Text excerpt:
---
There are many elements and causes that limit the capacity of developing countries to bring about a proceeding against the actions and conduct of the major players of the WTO like US and European Union to the panel or the Appellate Body[54].

Although after WTO 1995 came into force, as compared to GATT developing countries have been active participants in the disputes regarding trade issues, still the larger bench of cases and disputes is still occupied by the developed countries and the key major players apart from the

USA and European Union also are Canada, Brazil, Japan, Korea, Argentina[55]. Reasons of developing countries not having an active participation are the lack of resources and expertise available and finances for legal assistance required to the developing countries. The problems for participation of developing countries does not stop here, there are some other key issues involved as well. Roderick Abbott[56]has viewed the reasons for the reluctance of developing member countries to bring an action against developed member state countries of complains as they have a limited share in the export market in many circumstances there have duty free  access to the major markets of these developing countries[57]. The developed countries have fared better even though their cases were fewer. Out of 21 cases only one has not been complied with.[58]

In order to assess the compliance of adverse rulings of WTO it is also useful to consider situations where one party is a developing country and the other is a developed country. For example, the case of Brazil’s against USA cotton subsidies (US – Upland Cotton)[59]. Brazil is a developing country whereas USA is a developed country. This case illustrates a good example of WTO’s DSS systemic abuse.  When the dispute was on, the USA Congress eliminated certain cotton subsidies which are known as Step 2 payments and on the other hand gained DSU panel acknowledgement of the withdrawal of Step 2 payments and then ratified similar payments in the 2008 Farm Bill. The arbitrator declined Brazil allegation that the USA uncomplied and thus did not provide them with any remedy.[60]

By the look of statistics, compliance rates are believed to be going progressively.[61]But if we closely analyse the enforcement and compliance of adverse ruling of WTO mechanism the reality seems to be a little different.
---
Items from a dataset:

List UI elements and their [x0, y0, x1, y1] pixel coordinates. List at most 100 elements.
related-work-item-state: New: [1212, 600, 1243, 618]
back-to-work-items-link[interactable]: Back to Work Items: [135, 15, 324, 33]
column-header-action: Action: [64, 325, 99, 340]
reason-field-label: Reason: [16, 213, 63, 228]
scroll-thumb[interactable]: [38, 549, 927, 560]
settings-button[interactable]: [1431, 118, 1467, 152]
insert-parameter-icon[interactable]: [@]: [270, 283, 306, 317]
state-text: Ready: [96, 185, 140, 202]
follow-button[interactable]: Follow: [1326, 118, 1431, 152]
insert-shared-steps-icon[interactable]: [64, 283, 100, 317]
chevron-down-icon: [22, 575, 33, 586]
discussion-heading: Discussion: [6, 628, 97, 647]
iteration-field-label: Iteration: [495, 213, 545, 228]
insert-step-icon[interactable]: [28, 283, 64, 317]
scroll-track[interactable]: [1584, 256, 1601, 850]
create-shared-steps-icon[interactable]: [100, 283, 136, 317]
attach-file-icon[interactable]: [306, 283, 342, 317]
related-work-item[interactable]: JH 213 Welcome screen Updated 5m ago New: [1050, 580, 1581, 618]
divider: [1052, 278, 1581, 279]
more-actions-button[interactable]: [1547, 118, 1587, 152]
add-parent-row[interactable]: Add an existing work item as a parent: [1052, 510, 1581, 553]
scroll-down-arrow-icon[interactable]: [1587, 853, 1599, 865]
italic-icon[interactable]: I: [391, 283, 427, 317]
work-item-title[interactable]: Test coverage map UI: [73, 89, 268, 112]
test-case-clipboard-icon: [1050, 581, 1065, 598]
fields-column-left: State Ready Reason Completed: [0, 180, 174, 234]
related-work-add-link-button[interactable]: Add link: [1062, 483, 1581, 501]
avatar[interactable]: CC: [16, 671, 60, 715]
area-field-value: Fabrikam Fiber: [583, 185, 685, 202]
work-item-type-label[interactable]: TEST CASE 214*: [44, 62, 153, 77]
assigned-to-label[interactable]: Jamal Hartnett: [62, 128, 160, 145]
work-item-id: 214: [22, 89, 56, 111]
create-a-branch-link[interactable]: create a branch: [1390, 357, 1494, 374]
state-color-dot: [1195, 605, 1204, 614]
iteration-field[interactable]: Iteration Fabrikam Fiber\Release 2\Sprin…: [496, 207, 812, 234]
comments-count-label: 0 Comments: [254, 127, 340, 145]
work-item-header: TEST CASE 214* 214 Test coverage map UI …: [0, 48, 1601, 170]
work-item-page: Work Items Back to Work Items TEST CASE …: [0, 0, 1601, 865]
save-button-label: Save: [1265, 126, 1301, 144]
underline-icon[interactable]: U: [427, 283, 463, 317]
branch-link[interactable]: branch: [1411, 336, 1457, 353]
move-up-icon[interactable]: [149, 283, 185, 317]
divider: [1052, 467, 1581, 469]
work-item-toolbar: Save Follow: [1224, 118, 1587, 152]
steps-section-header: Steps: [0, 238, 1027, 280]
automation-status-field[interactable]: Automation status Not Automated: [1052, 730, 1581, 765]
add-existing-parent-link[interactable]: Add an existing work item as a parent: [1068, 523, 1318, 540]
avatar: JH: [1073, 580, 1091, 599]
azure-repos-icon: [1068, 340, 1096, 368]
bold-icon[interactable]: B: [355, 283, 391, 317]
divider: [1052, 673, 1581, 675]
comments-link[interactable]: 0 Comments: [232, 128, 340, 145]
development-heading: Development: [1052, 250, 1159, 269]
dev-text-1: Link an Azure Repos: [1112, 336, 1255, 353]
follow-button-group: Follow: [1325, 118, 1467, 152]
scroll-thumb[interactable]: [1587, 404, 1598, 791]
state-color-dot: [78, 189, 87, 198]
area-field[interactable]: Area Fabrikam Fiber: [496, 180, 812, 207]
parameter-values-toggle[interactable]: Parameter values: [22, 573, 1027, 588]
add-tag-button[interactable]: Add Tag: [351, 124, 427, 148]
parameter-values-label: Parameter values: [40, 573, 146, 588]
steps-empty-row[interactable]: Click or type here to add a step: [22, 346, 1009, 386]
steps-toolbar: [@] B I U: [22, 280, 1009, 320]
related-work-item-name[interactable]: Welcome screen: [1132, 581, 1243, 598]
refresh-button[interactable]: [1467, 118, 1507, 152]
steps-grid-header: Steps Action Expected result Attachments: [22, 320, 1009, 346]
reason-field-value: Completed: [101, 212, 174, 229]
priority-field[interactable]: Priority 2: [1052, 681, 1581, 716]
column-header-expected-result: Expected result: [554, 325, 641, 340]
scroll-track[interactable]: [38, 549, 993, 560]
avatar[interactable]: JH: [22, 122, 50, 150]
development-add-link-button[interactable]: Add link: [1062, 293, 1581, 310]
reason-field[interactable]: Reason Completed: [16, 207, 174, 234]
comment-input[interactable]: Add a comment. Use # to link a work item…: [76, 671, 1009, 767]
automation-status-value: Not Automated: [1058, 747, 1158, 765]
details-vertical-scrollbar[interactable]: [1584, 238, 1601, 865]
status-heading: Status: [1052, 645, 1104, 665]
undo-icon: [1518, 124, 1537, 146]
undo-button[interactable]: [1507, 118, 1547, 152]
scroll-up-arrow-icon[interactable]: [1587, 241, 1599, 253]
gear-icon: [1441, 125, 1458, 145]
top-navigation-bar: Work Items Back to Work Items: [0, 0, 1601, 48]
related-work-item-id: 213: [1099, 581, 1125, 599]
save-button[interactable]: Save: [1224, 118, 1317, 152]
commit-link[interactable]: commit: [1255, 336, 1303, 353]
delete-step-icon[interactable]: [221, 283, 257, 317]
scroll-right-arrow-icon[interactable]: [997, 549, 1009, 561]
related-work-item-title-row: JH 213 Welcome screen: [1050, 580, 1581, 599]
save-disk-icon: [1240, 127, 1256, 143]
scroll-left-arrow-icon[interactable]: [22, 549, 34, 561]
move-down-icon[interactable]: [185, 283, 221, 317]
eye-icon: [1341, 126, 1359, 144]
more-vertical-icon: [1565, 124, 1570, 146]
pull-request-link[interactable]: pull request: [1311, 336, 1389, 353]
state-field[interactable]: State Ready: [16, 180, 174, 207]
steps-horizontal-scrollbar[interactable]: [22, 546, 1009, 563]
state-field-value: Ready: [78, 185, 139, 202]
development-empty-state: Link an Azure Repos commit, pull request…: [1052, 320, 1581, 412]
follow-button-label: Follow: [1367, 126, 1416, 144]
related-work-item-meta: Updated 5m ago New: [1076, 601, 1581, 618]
---
Task list:
1. In the text on WTO dispute settlement, which payments did the US Congress eliminate while the cotton dispute with Brazil was under way?
2. Continue the text on WTO dispute settlement from its final sentence.

Answers for this exercise:
1. It eliminated the cotton subsidies known as Step 2 payments.

2.
Problems of Implementation

According to Plasai (2007) the system could be seen as weak as out of all the disputes brought before the WTO, only sixteen cases are subject to the compliance and remedy regime under Article 22.6 of the DSU with the majority of cases been resolved satisfactorily[62]. These noncompliance cases appear to remain in the status of non-compliance on a permanent basis. The responding parties in all these cases have yet to bring their WTO-inconsistent measures into full compliance. This is recognized as a system weakness within WTO that may eventually lead Members to ask whether the DSU compliance and remedy regime has added anything to the WTO dispute settlement mechanism. And are the fundamental concepts of WTO dispute settlement in need of re-examining in order to strengthen its compliance.[63]

The WTO Dispute Settlement Understanding is silent on the penalties for Members States when they accept trade obligations and later on do not comply which results in similar violations as those giving rise to the original dispute[64].

Improving Implementation through Reforming DSS Remedies

Davey (2009) recommends reforms that could possibly improve compliance in WTO dispute settlement system[65]. Though he recognized that the WTO dispute settlement system may have an admirable record overall, he suggested that there was still plenty of room for improvement in the quality and timeliness of compliance which currently exists. There have been serious concerns about the non-compliance and delays. This has been seen as one of the reasons for not using the WTO dispute settlement system. It raises alarms about future issues which could be serious[66]. Therefore some changes are required to improve the WTO dispute settlement system.

The compliance can be improved further if effective and deterrent disincentives confront the non-compliant members[67]. Although DSU provides for a good, almost judicial, mechanism for hearing and adjucation of infringement, it is logical to expect that those who evade adverse rulings would have to suffer adverse consequences.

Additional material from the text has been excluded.